The problem:
Return all of the entries exactly as written.

[Stored items from a collection]
· · · · ·

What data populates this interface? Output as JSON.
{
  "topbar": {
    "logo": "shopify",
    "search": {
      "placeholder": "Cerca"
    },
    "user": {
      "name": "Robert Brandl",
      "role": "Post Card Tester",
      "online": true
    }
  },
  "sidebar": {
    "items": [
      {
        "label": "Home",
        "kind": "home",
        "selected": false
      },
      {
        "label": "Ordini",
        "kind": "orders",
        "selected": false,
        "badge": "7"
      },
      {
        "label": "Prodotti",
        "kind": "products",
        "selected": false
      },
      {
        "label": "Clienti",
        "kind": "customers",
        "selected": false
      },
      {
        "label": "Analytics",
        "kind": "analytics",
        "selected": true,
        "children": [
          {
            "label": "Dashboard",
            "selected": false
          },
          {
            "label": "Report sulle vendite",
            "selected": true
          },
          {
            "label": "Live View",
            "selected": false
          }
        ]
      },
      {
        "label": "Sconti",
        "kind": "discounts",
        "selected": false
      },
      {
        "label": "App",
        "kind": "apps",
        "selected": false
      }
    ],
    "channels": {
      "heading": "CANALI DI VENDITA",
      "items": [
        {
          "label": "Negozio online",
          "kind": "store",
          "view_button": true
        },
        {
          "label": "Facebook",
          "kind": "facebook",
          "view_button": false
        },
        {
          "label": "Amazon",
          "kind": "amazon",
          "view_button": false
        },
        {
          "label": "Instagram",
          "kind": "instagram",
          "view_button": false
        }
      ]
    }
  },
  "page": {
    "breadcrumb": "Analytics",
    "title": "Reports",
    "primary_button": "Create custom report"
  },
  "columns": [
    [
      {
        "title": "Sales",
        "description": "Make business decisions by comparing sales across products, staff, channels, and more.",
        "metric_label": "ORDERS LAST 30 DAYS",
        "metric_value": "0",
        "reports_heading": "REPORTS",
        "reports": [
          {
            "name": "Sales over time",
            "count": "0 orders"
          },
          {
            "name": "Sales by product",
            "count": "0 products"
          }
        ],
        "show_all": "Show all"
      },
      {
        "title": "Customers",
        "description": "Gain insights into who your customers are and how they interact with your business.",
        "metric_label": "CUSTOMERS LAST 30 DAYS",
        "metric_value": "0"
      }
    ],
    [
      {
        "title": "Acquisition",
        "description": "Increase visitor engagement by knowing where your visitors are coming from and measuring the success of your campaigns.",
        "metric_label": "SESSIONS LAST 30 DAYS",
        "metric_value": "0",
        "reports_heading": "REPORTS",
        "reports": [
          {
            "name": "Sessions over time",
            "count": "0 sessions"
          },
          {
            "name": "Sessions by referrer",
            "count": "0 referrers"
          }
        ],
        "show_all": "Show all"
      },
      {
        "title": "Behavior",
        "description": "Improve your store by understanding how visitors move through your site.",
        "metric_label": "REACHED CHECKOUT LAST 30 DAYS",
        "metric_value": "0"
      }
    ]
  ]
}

· · · · ·

Output for this exercise:
What data populates this interface? Output as JSON.
{
  "topbar": {
    "logo": "shopify",
    "search": {
      "placeholder": "Cerca"
    },
    "user": {
      "name": "Robert Brandl",
      "role": "Post Card Tester",
      "online": true
    }
  },
  "sidebar": {
    "items": [
      {
        "label": "Home",
        "kind": "home",
        "selected": false
      },
      {
        "label": "Ordini",
        "kind": "orders",
        "selected": false,
        "badge": "7"
      },
      {
        "label": "Prodotti",
        "kind": "products",
        "selected": false
      },
      {
        "label": "Clienti",
        "kind": "customers",
        "selected": false
      },
      {
        "label": "Analytics",
        "kind": "analytics",
        "selected": true,
        "children": [
          {
            "label": "Dashboard",
            "selected": false
          },
          {
            "label": "Report sulle vendite",
            "selected": true
          },
          {
            "label": "Live View",
            "selected": false
          }
        ]
      },
      {
        "label": "Sconti",
        "kind": "discounts",
        "selected": false
      },
      {
        "label": "App",
        "kind": "apps",
        "selected": false
      }
    ],
    "channels": {
      "heading": "CANALI DI VENDITA",
      "items": [
        {
          "label": "Negozio online",
          "kind": "store",
          "view_button": true
        },
        {
          "label": "Facebook",
          "kind": "facebook",
          "view_button": false
        },
        {
          "label": "Amazon",
          "kind": "amazon",
          "view_button": false
        },
        {
          "label": "Instagram",
          "kind": "instagram",
          "view_button": false
        }
      ]
    }
  },
  "page": {
    "breadcrumb": "Analytics",
    "title": "Reports",
    "primary_button": "Create custom report"
  },
  "columns": [
    [
      {
        "title": "Sales",
        "description": "Make business decisions by comparing sales across products, staff, channels, and more.",
        "metric_label": "ORDERS LAST 30 DAYS",
        "metric_value": "0",
        "reports_heading": "REPORTS",
        "reports": [
          {
            "name": "Sales over time",
            "count": "0 orders"
          },
          {
            "name": "Sales by product",
            "count": "0 products"
          }
        ],
        "show_all": "Show all"
      },
      {
        "title": "Customers",
        "description": "Gain insights into who your customers are and how they interact with your business.",
        "metric_label": "CUSTOMERS LAST 30 DAYS",
        "metric_value": "0"
      }
    ],
    [
      {
        "title": "Acquisition",
        "description": "Increase visitor engagement by knowing where your visitors are coming from and measuring the success of your campaigns.",
        "metric_label": "SESSIONS LAST 30 DAYS",
        "metric_value": "0",
        "reports_heading": "REPORTS",
        "reports": [
          {
            "name": "Sessions over time",
            "count": "0 sessions"
          },
          {
            "name": "Sessions by referrer",
            "count": "0 referrers"
          }
        ],
        "show_all": "Show all"
      },
      {
        "title": "Behavior",
        "description": "Improve your store by understanding how visitors move through your site.",
        "metric_label": "REACHED CHECKOUT LAST 30 DAYS",
        "metric_value": "0"
      }
    ]
  ]
}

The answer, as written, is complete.